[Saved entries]
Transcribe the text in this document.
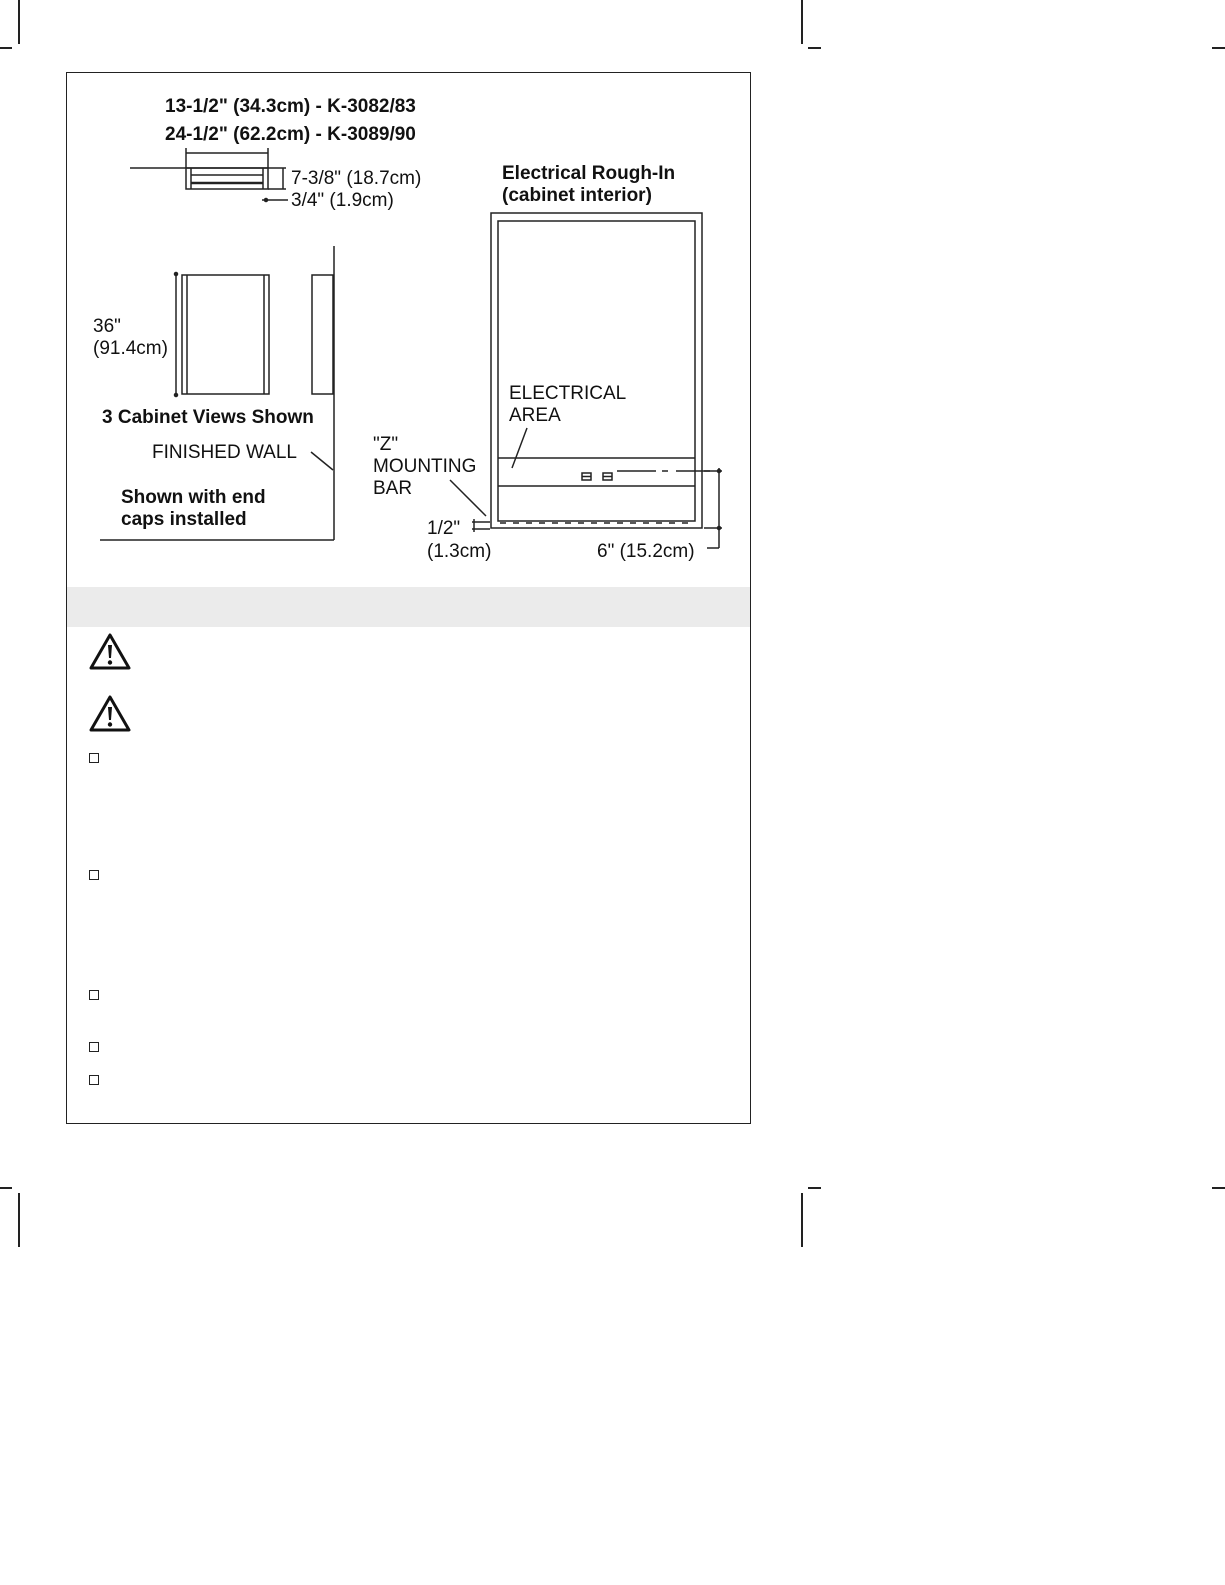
13-1/2" (34.3cm) - K-3082/83
24-1/2" (62.2cm) - K-3089/90
7-3/8" (18.7cm)
3/4" (1.9cm)
36"
(91.4cm)
3 Cabinet Views Shown
FINISHED WALL
Shown with end
caps installed
Electrical Rough-In
(cabinet interior)
ELECTRICAL
AREA
"Z"
MOUNTING
BAR
1/2"
(1.3cm)	6" (15.2cm)
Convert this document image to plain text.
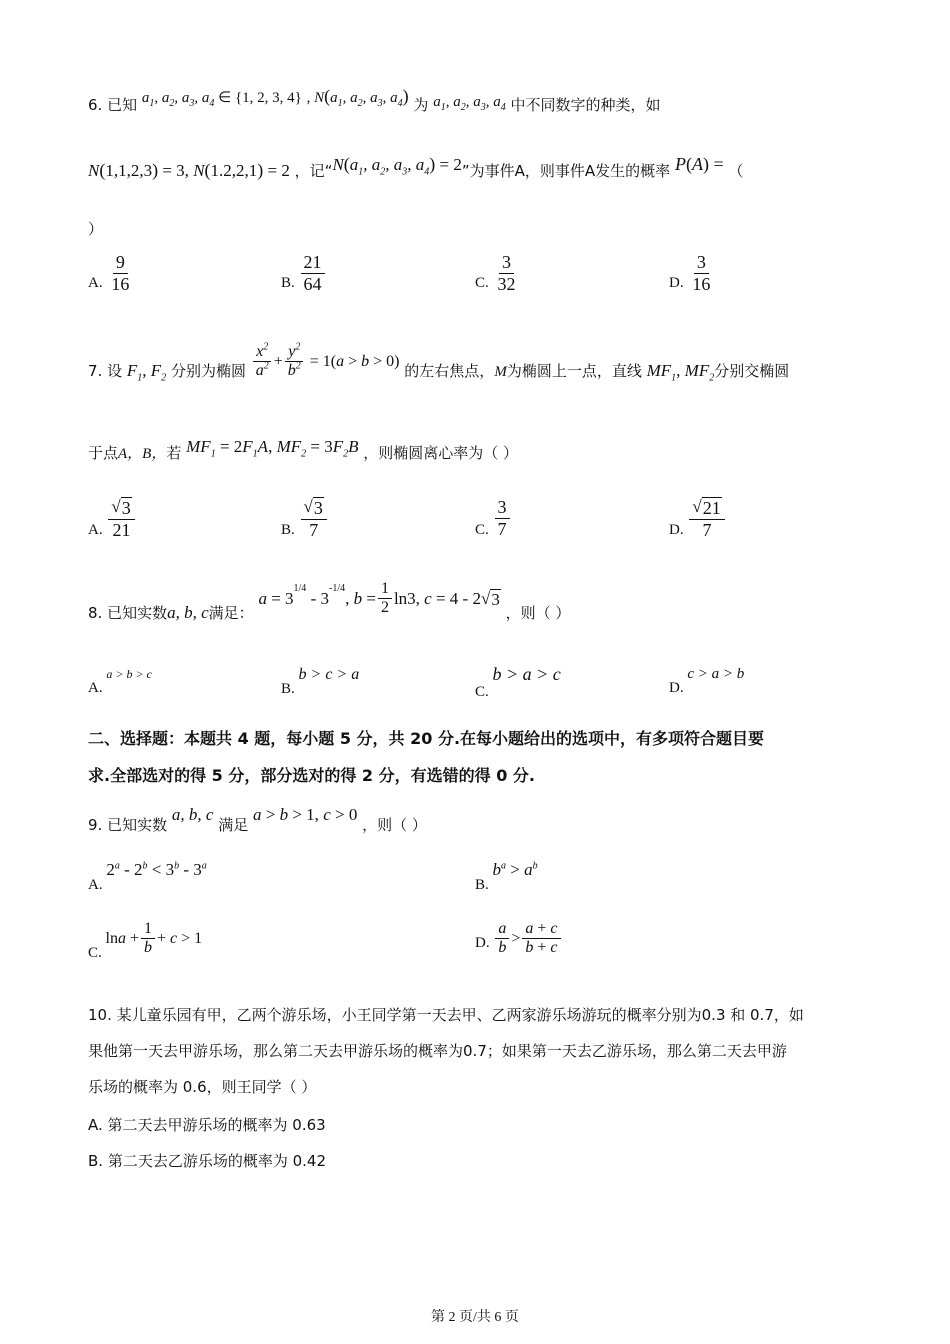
6. 已知 $a_1$, $a_2$, $a_3$, $a_4$ ∈ {1, 2, 3, 4} , $N(a_1$, $a_2$, $a_3$, $a_4$) 为 $a_1$, $a_2$, $a_3$, $a_4$ 中不同数字的种类，如
N(1,1,2,3) = 3, N(1.2,2,1) = 2 ，记“$N(a_1$, $a_2$, $a_3$, $a_4) = 2$”为事件A，则事件A发生的概率 P(A) = （
）
A. $\frac{9}{16}$	B. $\frac{21}{64}$	C. $\frac{3}{32}$	D. $\frac{3}{16}$
7. 设 $F_1$, $F_2$ 分别为椭圆 $\frac{x^2}{a^2} + \frac{y^2}{b^2} = 1(a > b > 0)$
的左右焦点，M为椭圆上一点，直线 $MF_1$, $MF_2$分别交椭圆
于点A，B，若 $MF_1 = 2F_1A$, $MF_2 = 3F_2B$ ，则椭圆离心率为（ ）
A. $\frac{√ 3}{21}$	B. $\frac{√ 3}{7}$	C. $\frac{3}{7}$	D. $\frac{√ 21}{7}$
8. 已知实数a, b, c满足：
a = 3
$^{1/4}$
- 3
$^{-1/4}$
, $b = \frac{1}{2} \ln 3$, c = 4 - 2 √ 3
，则（ ）
A. a > b > c
B. b > c > a
C. b > a > c
D. c > a > b
二、选择题：本题共 4 题，每小题 5 分，共 20 分.在每小题给出的选项中，有多项符合题目要
求.全部选对的得 5 分，部分选对的得 2 分，有选错的得 0 分.
9. 已知实数 a, b, c 满足 a > b > 1, c > 0 ，则（ ）
A. $2^a - 2^b < 3^b - 3^a$
B. $b^a > a^b$
C. $\ln a + \frac{1}{b} + c > 1$	D. $\frac{a}{b} > \frac{a + c}{b + c}$
10. 某儿童乐园有甲，乙两个游乐场，小王同学第一天去甲、乙两家游乐场游玩的概率分别为0.3 和 0.7，如
果他第一天去甲游乐场，那么第二天去甲游乐场的概率为0.7；如果第一天去乙游乐场，那么第二天去甲游
乐场的概率为 0.6，则王同学（ ）
A. 第二天去甲游乐场的概率为 0.63
B. 第二天去乙游乐场的概率为 0.42
第 2 页/共 6 页
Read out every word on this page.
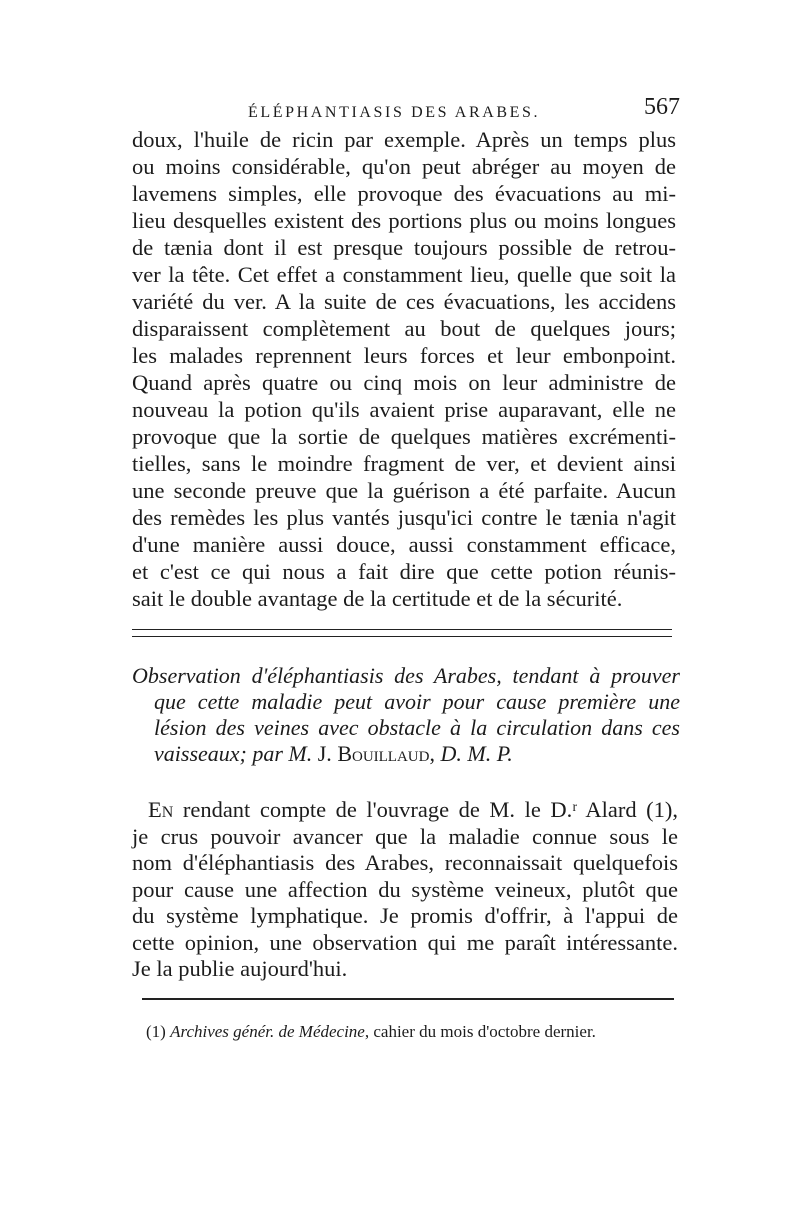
ÉLÉPHANTIASIS DES ARABES.	567
doux, l'huile de ricin par exemple. Après un temps plus
ou moins considérable, qu'on peut abréger au moyen de
lavemens simples, elle provoque des évacuations au mi-
lieu desquelles existent des portions plus ou moins longues
de tænia dont il est presque toujours possible de retrou-
ver la tête. Cet effet a constamment lieu, quelle que soit la
variété du ver. A la suite de ces évacuations, les accidens
disparaissent complètement au bout de quelques jours;
les malades reprennent leurs forces et leur embonpoint.
Quand après quatre ou cinq mois on leur administre de
nouveau la potion qu'ils avaient prise auparavant, elle ne
provoque que la sortie de quelques matières excrémenti-
tielles, sans le moindre fragment de ver, et devient ainsi
une seconde preuve que la guérison a été parfaite. Aucun
des remèdes les plus vantés jusqu'ici contre le tænia n'agit
d'une manière aussi douce, aussi constamment efficace,
et c'est ce qui nous a fait dire que cette potion réunis-
sait le double avantage de la certitude et de la sécurité.
Observation d'éléphantiasis des Arabes, tendant à prouver
que cette maladie peut avoir pour cause première une
lésion des veines avec obstacle à la circulation dans ces
vaisseaux; par M. J. Bouillaud, D. M. P.
En rendant compte de l'ouvrage de M. le D.ʳ Alard (1),
je crus pouvoir avancer que la maladie connue sous le
nom d'éléphantiasis des Arabes, reconnaissait quelquefois
pour cause une affection du système veineux, plutôt que
du système lymphatique. Je promis d'offrir, à l'appui de
cette opinion, une observation qui me paraît intéressante.
Je la publie aujourd'hui.
(1) Archives génér. de Médecine, cahier du mois d'octobre dernier.
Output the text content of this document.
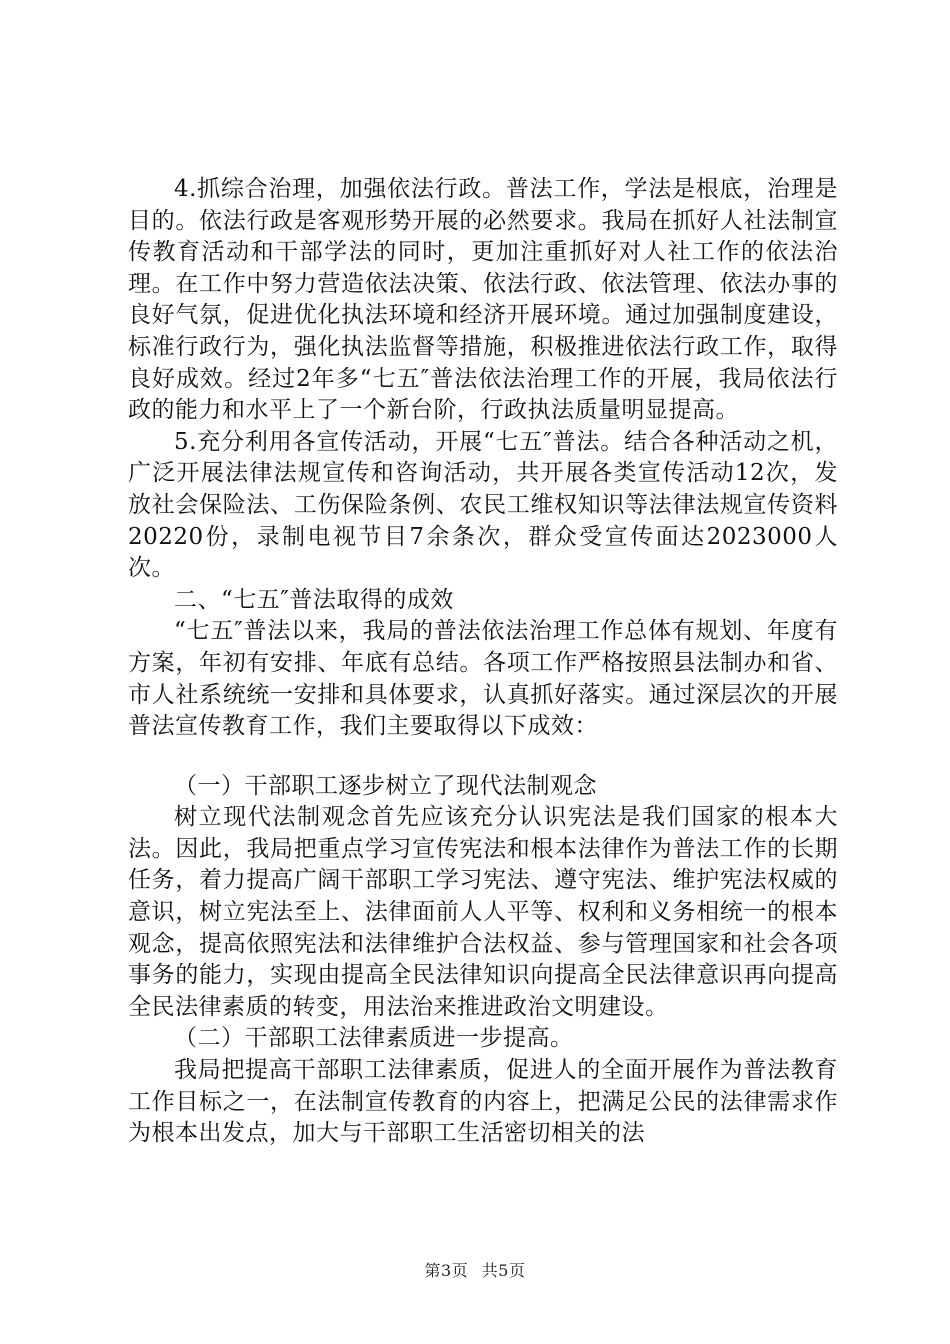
4.抓综合治理，加强依法行政。普法工作，学法是根底，治理是目的。依法行政是客观形势开展的必然要求。我局在抓好人社法制宣传教育活动和干部学法的同时，更加注重抓好对人社工作的依法治理。在工作中努力营造依法决策、依法行政、依法管理、依法办事的良好气氛，促进优化执法环境和经济开展环境。通过加强制度建设，标准行政行为，强化执法监督等措施，积极推进依法行政工作，取得良好成效。经过2年多“七五″普法依法治理工作的开展，我局依法行政的能力和水平上了一个新台阶，行政执法质量明显提高。

5.充分利用各宣传活动，开展“七五″普法。结合各种活动之机，广泛开展法律法规宣传和咨询活动，共开展各类宣传活动12次，发放社会保险法、工伤保险条例、农民工维权知识等法律法规宣传资料20220份，录制电视节目7余条次，群众受宣传面达2023000人次。

二、“七五″普法取得的成效

“七五″普法以来，我局的普法依法治理工作总体有规划、年度有方案，年初有安排、年底有总结。各项工作严格按照县法制办和省、市人社系统统一安排和具体要求，认真抓好落实。通过深层次的开展普法宣传教育工作，我们主要取得以下成效：

（一）干部职工逐步树立了现代法制观念

树立现代法制观念首先应该充分认识宪法是我们国家的根本大法。因此，我局把重点学习宣传宪法和根本法律作为普法工作的长期任务，着力提高广阔干部职工学习宪法、遵守宪法、维护宪法权威的意识，树立宪法至上、法律面前人人平等、权利和义务相统一的根本观念，提高依照宪法和法律维护合法权益、参与管理国家和社会各项事务的能力，实现由提高全民法律知识向提高全民法律意识再向提高全民法律素质的转变，用法治来推进政治文明建设。

（二）干部职工法律素质进一步提高。

我局把提高干部职工法律素质，促进人的全面开展作为普法教育工作目标之一，在法制宣传教育的内容上，把满足公民的法律需求作为根本出发点，加大与干部职工生活密切相关的法

第3页 共5页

(Task to carry out): Return from the data every line that holds "frac".

(Output of the task):
A. $\frac{9}{16}$	B. $\frac{21}{64}$	C. $\frac{3}{32}$	D. $\frac{3}{16}$
7. 设 $F_1$, $F_2$ 分别为椭圆 $\frac{x^2}{a^2} + \frac{y^2}{b^2} = 1(a > b > 0)$
A. $\frac{√ 3}{21}$	B. $\frac{√ 3}{7}$	C. $\frac{3}{7}$	D. $\frac{√ 21}{7}$
, $b = \frac{1}{2} \ln 3$, c = 4 - 2 √ 3
C. $\ln a + \frac{1}{b} + c > 1$	D. $\frac{a}{b} > \frac{a + c}{b + c}$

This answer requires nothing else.